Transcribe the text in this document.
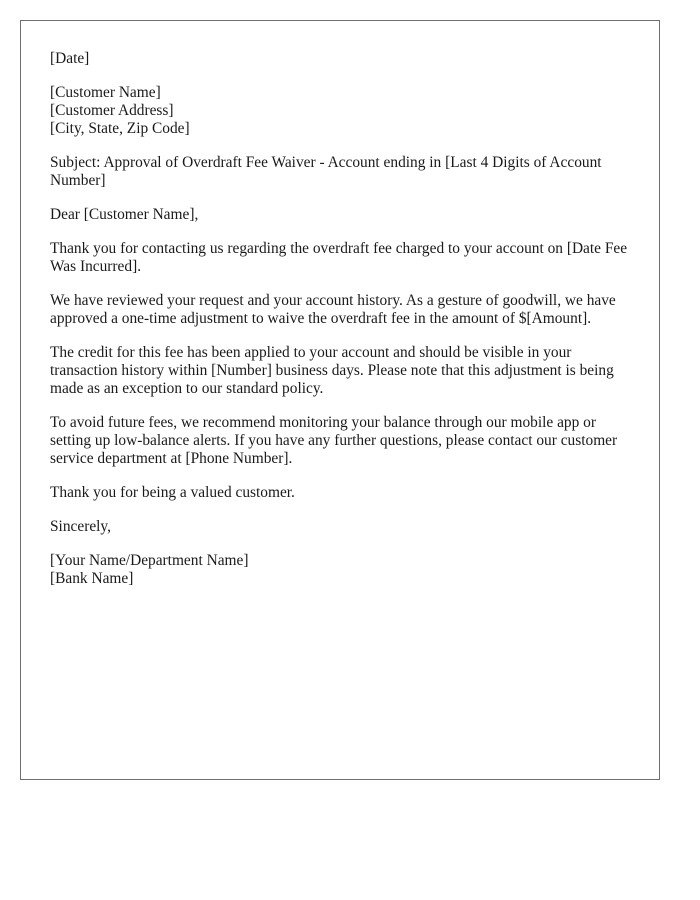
[Date]

[Customer Name]
[Customer Address]
[City, State, Zip Code]

Subject: Approval of Overdraft Fee Waiver - Account ending in [Last 4 Digits of Account Number]

Dear [Customer Name],

Thank you for contacting us regarding the overdraft fee charged to your account on [Date Fee Was Incurred].

We have reviewed your request and your account history. As a gesture of goodwill, we have approved a one-time adjustment to waive the overdraft fee in the amount of $[Amount].

The credit for this fee has been applied to your account and should be visible in your transaction history within [Number] business days. Please note that this adjustment is being made as an exception to our standard policy.

To avoid future fees, we recommend monitoring your balance through our mobile app or setting up low-balance alerts. If you have any further questions, please contact our customer service department at [Phone Number].

Thank you for being a valued customer.

Sincerely,

[Your Name/Department Name]
[Bank Name]
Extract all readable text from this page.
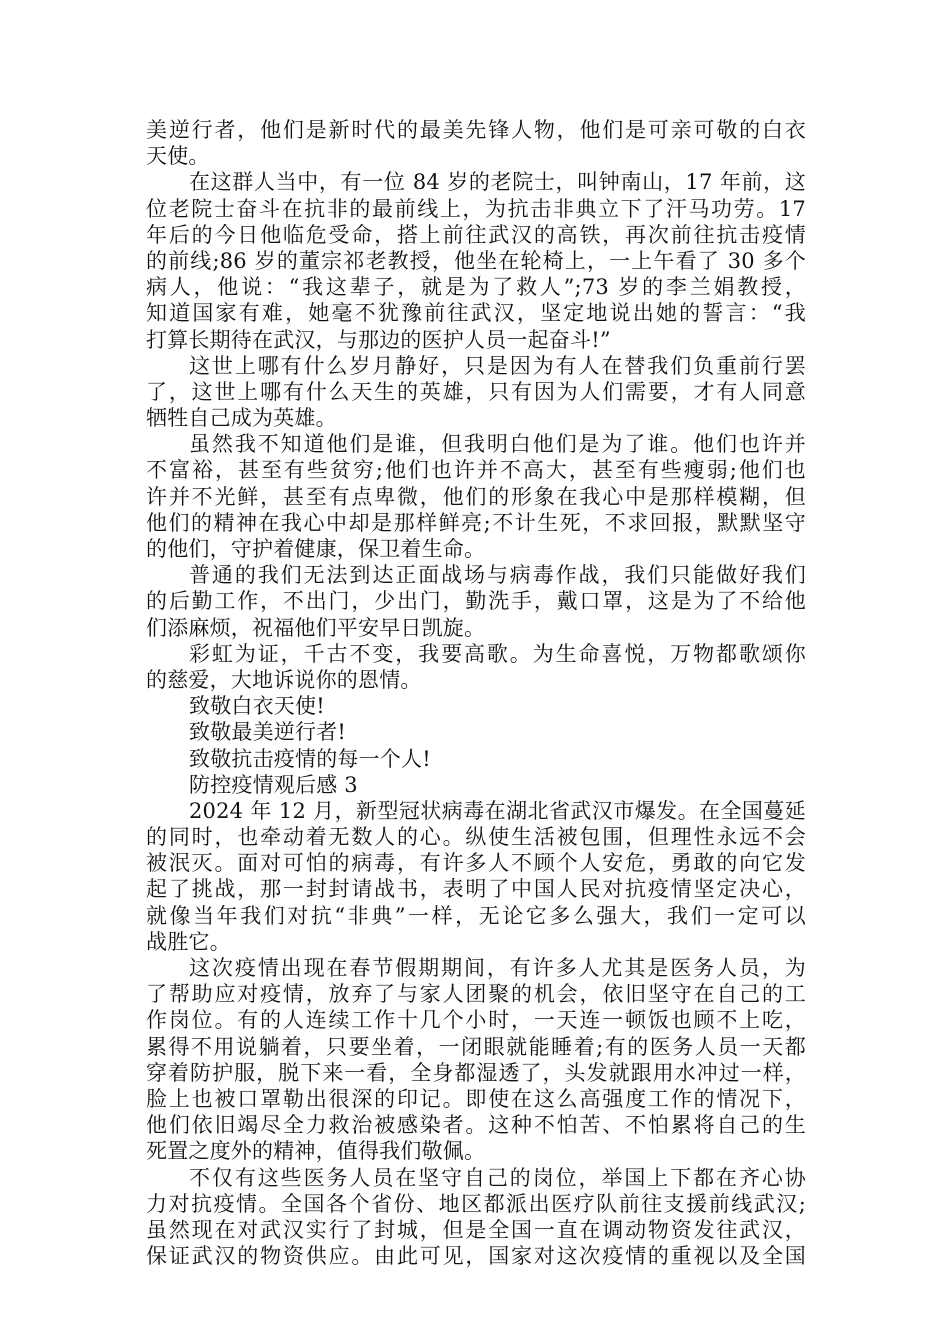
美逆行者，他们是新时代的最美先锋人物，他们是可亲可敬的白衣
天使。
在这群人当中，有一位 84 岁的老院士，叫钟南山，17 年前，这
位老院士奋斗在抗非的最前线上，为抗击非典立下了汗马功劳。17
年后的今日他临危受命，搭上前往武汉的高铁，再次前往抗击疫情
的前线;86 岁的董宗祁老教授，他坐在轮椅上，一上午看了 30 多个
病人，他说：“我这辈子，就是为了救人”;73 岁的李兰娟教授，
知道国家有难，她毫不犹豫前往武汉，坚定地说出她的誓言：“我
打算长期待在武汉，与那边的医护人员一起奋斗!”
这世上哪有什么岁月静好，只是因为有人在替我们负重前行罢
了，这世上哪有什么天生的英雄，只有因为人们需要，才有人同意
牺牲自己成为英雄。
虽然我不知道他们是谁，但我明白他们是为了谁。他们也许并
不富裕，甚至有些贫穷;他们也许并不高大，甚至有些瘦弱;他们也
许并不光鲜，甚至有点卑微，他们的形象在我心中是那样模糊，但
他们的精神在我心中却是那样鲜亮;不计生死，不求回报，默默坚守
的他们，守护着健康，保卫着生命。
普通的我们无法到达正面战场与病毒作战，我们只能做好我们
的后勤工作，不出门，少出门，勤洗手，戴口罩，这是为了不给他
们添麻烦，祝福他们平安早日凯旋。
彩虹为证，千古不变，我要高歌。为生命喜悦，万物都歌颂你
的慈爱，大地诉说你的恩情。
致敬白衣天使!
致敬最美逆行者!
致敬抗击疫情的每一个人!
防控疫情观后感 3
2024 年 12 月，新型冠状病毒在湖北省武汉市爆发。在全国蔓延
的同时，也牵动着无数人的心。纵使生活被包围，但理性永远不会
被泯灭。面对可怕的病毒，有许多人不顾个人安危，勇敢的向它发
起了挑战，那一封封请战书，表明了中国人民对抗疫情坚定决心，
就像当年我们对抗“非典”一样，无论它多么强大，我们一定可以
战胜它。
这次疫情出现在春节假期期间，有许多人尤其是医务人员，为
了帮助应对疫情，放弃了与家人团聚的机会，依旧坚守在自己的工
作岗位。有的人连续工作十几个小时，一天连一顿饭也顾不上吃，
累得不用说躺着，只要坐着，一闭眼就能睡着;有的医务人员一天都
穿着防护服，脱下来一看，全身都湿透了，头发就跟用水冲过一样，
脸上也被口罩勒出很深的印记。即使在这么高强度工作的情况下，
他们依旧竭尽全力救治被感染者。这种不怕苦、不怕累将自己的生
死置之度外的精神，值得我们敬佩。
不仅有这些医务人员在坚守自己的岗位，举国上下都在齐心协
力对抗疫情。全国各个省份、地区都派出医疗队前往支援前线武汉;
虽然现在对武汉实行了封城，但是全国一直在调动物资发往武汉，
保证武汉的物资供应。由此可见，国家对这次疫情的重视以及全国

□ □ □ □ □ □ □

Problem to solve:
Copy each line from the data above that includes "Date".

Exercise solution:
[Date]
Thank you for contacting us regarding the overdraft fee charged to your account on [Date Fee Was Incurred].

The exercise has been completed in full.